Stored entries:
##########

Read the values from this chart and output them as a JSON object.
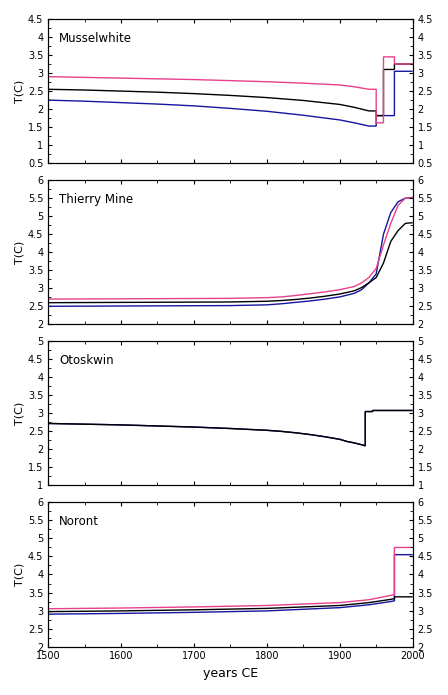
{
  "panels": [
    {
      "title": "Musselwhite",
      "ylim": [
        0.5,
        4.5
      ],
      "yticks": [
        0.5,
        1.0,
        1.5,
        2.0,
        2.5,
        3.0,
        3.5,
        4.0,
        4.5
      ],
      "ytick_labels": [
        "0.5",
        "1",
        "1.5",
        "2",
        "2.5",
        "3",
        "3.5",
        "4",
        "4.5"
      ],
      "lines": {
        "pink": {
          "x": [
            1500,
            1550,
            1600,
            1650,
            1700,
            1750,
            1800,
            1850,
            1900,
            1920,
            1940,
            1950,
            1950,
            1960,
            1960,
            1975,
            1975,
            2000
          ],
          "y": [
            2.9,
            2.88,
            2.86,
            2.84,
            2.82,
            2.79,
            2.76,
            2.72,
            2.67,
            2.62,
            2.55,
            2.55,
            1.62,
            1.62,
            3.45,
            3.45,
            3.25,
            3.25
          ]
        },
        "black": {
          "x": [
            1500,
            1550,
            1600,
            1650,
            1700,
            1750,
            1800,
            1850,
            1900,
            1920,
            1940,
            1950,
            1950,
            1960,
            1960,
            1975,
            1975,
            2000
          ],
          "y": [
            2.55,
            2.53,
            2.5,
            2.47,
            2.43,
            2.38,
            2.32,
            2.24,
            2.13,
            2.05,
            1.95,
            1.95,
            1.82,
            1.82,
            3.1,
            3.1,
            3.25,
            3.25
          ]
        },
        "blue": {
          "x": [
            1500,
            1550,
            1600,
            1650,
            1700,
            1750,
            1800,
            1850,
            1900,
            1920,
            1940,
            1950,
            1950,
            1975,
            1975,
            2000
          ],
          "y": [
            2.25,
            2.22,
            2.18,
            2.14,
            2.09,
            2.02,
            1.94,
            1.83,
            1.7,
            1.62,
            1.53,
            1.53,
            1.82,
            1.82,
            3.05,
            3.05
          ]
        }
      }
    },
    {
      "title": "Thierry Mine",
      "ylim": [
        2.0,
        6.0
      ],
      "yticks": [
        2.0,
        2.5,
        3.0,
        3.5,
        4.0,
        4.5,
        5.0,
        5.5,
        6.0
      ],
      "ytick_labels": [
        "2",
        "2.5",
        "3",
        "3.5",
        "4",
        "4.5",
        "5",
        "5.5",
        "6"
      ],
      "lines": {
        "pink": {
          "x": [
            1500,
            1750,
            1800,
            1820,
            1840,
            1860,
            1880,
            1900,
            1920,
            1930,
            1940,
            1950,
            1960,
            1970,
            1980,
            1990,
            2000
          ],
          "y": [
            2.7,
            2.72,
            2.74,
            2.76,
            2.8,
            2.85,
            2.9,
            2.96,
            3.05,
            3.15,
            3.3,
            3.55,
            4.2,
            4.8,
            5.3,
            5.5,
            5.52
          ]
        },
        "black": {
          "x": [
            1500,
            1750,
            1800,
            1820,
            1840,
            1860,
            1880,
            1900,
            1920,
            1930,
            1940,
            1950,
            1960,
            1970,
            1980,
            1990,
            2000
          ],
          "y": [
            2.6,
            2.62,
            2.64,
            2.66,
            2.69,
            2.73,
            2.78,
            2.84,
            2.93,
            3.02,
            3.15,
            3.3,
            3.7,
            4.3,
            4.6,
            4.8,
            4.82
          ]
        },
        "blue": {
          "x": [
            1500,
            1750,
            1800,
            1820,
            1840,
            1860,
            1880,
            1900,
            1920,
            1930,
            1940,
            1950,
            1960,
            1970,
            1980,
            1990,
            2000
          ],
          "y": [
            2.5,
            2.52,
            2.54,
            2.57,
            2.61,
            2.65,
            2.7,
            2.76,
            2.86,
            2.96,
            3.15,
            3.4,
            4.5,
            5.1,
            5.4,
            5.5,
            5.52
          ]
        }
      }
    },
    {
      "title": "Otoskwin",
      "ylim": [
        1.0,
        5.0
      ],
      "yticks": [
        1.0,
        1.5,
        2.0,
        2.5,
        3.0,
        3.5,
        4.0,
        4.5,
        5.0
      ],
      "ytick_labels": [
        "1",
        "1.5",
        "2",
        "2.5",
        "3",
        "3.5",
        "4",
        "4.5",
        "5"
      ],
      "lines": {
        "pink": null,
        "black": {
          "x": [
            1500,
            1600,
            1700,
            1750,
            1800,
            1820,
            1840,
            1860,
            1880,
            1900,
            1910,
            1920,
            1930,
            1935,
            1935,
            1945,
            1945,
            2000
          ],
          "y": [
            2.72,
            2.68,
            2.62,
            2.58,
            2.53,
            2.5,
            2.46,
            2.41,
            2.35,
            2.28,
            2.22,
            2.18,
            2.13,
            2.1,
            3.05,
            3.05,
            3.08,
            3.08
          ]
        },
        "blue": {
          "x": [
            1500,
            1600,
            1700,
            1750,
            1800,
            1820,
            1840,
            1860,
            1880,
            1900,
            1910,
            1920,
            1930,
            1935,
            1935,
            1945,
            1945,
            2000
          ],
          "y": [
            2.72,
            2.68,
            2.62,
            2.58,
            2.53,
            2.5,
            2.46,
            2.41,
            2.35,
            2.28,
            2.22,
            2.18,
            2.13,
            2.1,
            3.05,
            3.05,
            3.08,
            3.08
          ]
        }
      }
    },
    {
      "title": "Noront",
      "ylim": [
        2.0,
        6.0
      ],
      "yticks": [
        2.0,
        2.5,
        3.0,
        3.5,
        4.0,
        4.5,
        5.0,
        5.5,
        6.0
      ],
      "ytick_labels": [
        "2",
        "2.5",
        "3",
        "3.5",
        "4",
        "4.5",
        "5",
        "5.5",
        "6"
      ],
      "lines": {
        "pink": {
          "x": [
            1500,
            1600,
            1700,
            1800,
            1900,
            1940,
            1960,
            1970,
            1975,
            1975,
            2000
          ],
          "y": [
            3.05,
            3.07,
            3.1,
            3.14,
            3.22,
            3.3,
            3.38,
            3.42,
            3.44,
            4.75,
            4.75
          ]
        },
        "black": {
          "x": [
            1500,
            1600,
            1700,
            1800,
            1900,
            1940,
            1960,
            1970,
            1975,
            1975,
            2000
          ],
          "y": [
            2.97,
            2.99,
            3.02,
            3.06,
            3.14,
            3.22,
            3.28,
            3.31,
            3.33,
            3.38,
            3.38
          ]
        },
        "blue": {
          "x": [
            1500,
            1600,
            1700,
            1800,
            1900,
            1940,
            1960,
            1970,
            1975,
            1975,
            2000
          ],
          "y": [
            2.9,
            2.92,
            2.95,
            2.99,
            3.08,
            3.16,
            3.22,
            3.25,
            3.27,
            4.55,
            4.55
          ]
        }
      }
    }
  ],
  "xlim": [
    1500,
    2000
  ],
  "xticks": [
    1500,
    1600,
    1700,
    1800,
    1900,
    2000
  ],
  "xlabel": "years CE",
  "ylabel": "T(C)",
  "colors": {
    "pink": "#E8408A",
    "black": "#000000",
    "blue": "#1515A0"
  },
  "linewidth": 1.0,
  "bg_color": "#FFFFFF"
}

##########

Requirements:
What is needed is an exact reproduction of the data, pictures excluded.

Answer to the exercise:
Read the values from this chart and output them as a JSON object.
{
  "panels": [
    {
      "title": "Musselwhite",
      "ylim": [
        0.5,
        4.5
      ],
      "yticks": [
        0.5,
        1.0,
        1.5,
        2.0,
        2.5,
        3.0,
        3.5,
        4.0,
        4.5
      ],
      "ytick_labels": [
        "0.5",
        "1",
        "1.5",
        "2",
        "2.5",
        "3",
        "3.5",
        "4",
        "4.5"
      ],
      "lines": {
        "pink": {
          "x": [
            1500,
            1550,
            1600,
            1650,
            1700,
            1750,
            1800,
            1850,
            1900,
            1920,
            1940,
            1950,
            1950,
            1960,
            1960,
            1975,
            1975,
            2000
          ],
          "y": [
            2.9,
            2.88,
            2.86,
            2.84,
            2.82,
            2.79,
            2.76,
            2.72,
            2.67,
            2.62,
            2.55,
            2.55,
            1.62,
            1.62,
            3.45,
            3.45,
            3.25,
            3.25
          ]
        },
        "black": {
          "x": [
            1500,
            1550,
            1600,
            1650,
            1700,
            1750,
            1800,
            1850,
            1900,
            1920,
            1940,
            1950,
            1950,
            1960,
            1960,
            1975,
            1975,
            2000
          ],
          "y": [
            2.55,
            2.53,
            2.5,
            2.47,
            2.43,
            2.38,
            2.32,
            2.24,
            2.13,
            2.05,
            1.95,
            1.95,
            1.82,
            1.82,
            3.1,
            3.1,
            3.25,
            3.25
          ]
        },
        "blue": {
          "x": [
            1500,
            1550,
            1600,
            1650,
            1700,
            1750,
            1800,
            1850,
            1900,
            1920,
            1940,
            1950,
            1950,
            1975,
            1975,
            2000
          ],
          "y": [
            2.25,
            2.22,
            2.18,
            2.14,
            2.09,
            2.02,
            1.94,
            1.83,
            1.7,
            1.62,
            1.53,
            1.53,
            1.82,
            1.82,
            3.05,
            3.05
          ]
        }
      }
    },
    {
      "title": "Thierry Mine",
      "ylim": [
        2.0,
        6.0
      ],
      "yticks": [
        2.0,
        2.5,
        3.0,
        3.5,
        4.0,
        4.5,
        5.0,
        5.5,
        6.0
      ],
      "ytick_labels": [
        "2",
        "2.5",
        "3",
        "3.5",
        "4",
        "4.5",
        "5",
        "5.5",
        "6"
      ],
      "lines": {
        "pink": {
          "x": [
            1500,
            1750,
            1800,
            1820,
            1840,
            1860,
            1880,
            1900,
            1920,
            1930,
            1940,
            1950,
            1960,
            1970,
            1980,
            1990,
            2000
          ],
          "y": [
            2.7,
            2.72,
            2.74,
            2.76,
            2.8,
            2.85,
            2.9,
            2.96,
            3.05,
            3.15,
            3.3,
            3.55,
            4.2,
            4.8,
            5.3,
            5.5,
            5.52
          ]
        },
        "black": {
          "x": [
            1500,
            1750,
            1800,
            1820,
            1840,
            1860,
            1880,
            1900,
            1920,
            1930,
            1940,
            1950,
            1960,
            1970,
            1980,
            1990,
            2000
          ],
          "y": [
            2.6,
            2.62,
            2.64,
            2.66,
            2.69,
            2.73,
            2.78,
            2.84,
            2.93,
            3.02,
            3.15,
            3.3,
            3.7,
            4.3,
            4.6,
            4.8,
            4.82
          ]
        },
        "blue": {
          "x": [
            1500,
            1750,
            1800,
            1820,
            1840,
            1860,
            1880,
            1900,
            1920,
            1930,
            1940,
            1950,
            1960,
            1970,
            1980,
            1990,
            2000
          ],
          "y": [
            2.5,
            2.52,
            2.54,
            2.57,
            2.61,
            2.65,
            2.7,
            2.76,
            2.86,
            2.96,
            3.15,
            3.4,
            4.5,
            5.1,
            5.4,
            5.5,
            5.52
          ]
        }
      }
    },
    {
      "title": "Otoskwin",
      "ylim": [
        1.0,
        5.0
      ],
      "yticks": [
        1.0,
        1.5,
        2.0,
        2.5,
        3.0,
        3.5,
        4.0,
        4.5,
        5.0
      ],
      "ytick_labels": [
        "1",
        "1.5",
        "2",
        "2.5",
        "3",
        "3.5",
        "4",
        "4.5",
        "5"
      ],
      "lines": {
        "pink": null,
        "black": {
          "x": [
            1500,
            1600,
            1700,
            1750,
            1800,
            1820,
            1840,
            1860,
            1880,
            1900,
            1910,
            1920,
            1930,
            1935,
            1935,
            1945,
            1945,
            2000
          ],
          "y": [
            2.72,
            2.68,
            2.62,
            2.58,
            2.53,
            2.5,
            2.46,
            2.41,
            2.35,
            2.28,
            2.22,
            2.18,
            2.13,
            2.1,
            3.05,
            3.05,
            3.08,
            3.08
          ]
        },
        "blue": {
          "x": [
            1500,
            1600,
            1700,
            1750,
            1800,
            1820,
            1840,
            1860,
            1880,
            1900,
            1910,
            1920,
            1930,
            1935,
            1935,
            1945,
            1945,
            2000
          ],
          "y": [
            2.72,
            2.68,
            2.62,
            2.58,
            2.53,
            2.5,
            2.46,
            2.41,
            2.35,
            2.28,
            2.22,
            2.18,
            2.13,
            2.1,
            3.05,
            3.05,
            3.08,
            3.08
          ]
        }
      }
    },
    {
      "title": "Noront",
      "ylim": [
        2.0,
        6.0
      ],
      "yticks": [
        2.0,
        2.5,
        3.0,
        3.5,
        4.0,
        4.5,
        5.0,
        5.5,
        6.0
      ],
      "ytick_labels": [
        "2",
        "2.5",
        "3",
        "3.5",
        "4",
        "4.5",
        "5",
        "5.5",
        "6"
      ],
      "lines": {
        "pink": {
          "x": [
            1500,
            1600,
            1700,
            1800,
            1900,
            1940,
            1960,
            1970,
            1975,
            1975,
            2000
          ],
          "y": [
            3.05,
            3.07,
            3.1,
            3.14,
            3.22,
            3.3,
            3.38,
            3.42,
            3.44,
            4.75,
            4.75
          ]
        },
        "black": {
          "x": [
            1500,
            1600,
            1700,
            1800,
            1900,
            1940,
            1960,
            1970,
            1975,
            1975,
            2000
          ],
          "y": [
            2.97,
            2.99,
            3.02,
            3.06,
            3.14,
            3.22,
            3.28,
            3.31,
            3.33,
            3.38,
            3.38
          ]
        },
        "blue": {
          "x": [
            1500,
            1600,
            1700,
            1800,
            1900,
            1940,
            1960,
            1970,
            1975,
            1975,
            2000
          ],
          "y": [
            2.9,
            2.92,
            2.95,
            2.99,
            3.08,
            3.16,
            3.22,
            3.25,
            3.27,
            4.55,
            4.55
          ]
        }
      }
    }
  ],
  "xlim": [
    1500,
    2000
  ],
  "xticks": [
    1500,
    1600,
    1700,
    1800,
    1900,
    2000
  ],
  "xlabel": "years CE",
  "ylabel": "T(C)",
  "colors": {
    "pink": "#E8408A",
    "black": "#000000",
    "blue": "#1515A0"
  },
  "linewidth": 1.0,
  "bg_color": "#FFFFFF"
}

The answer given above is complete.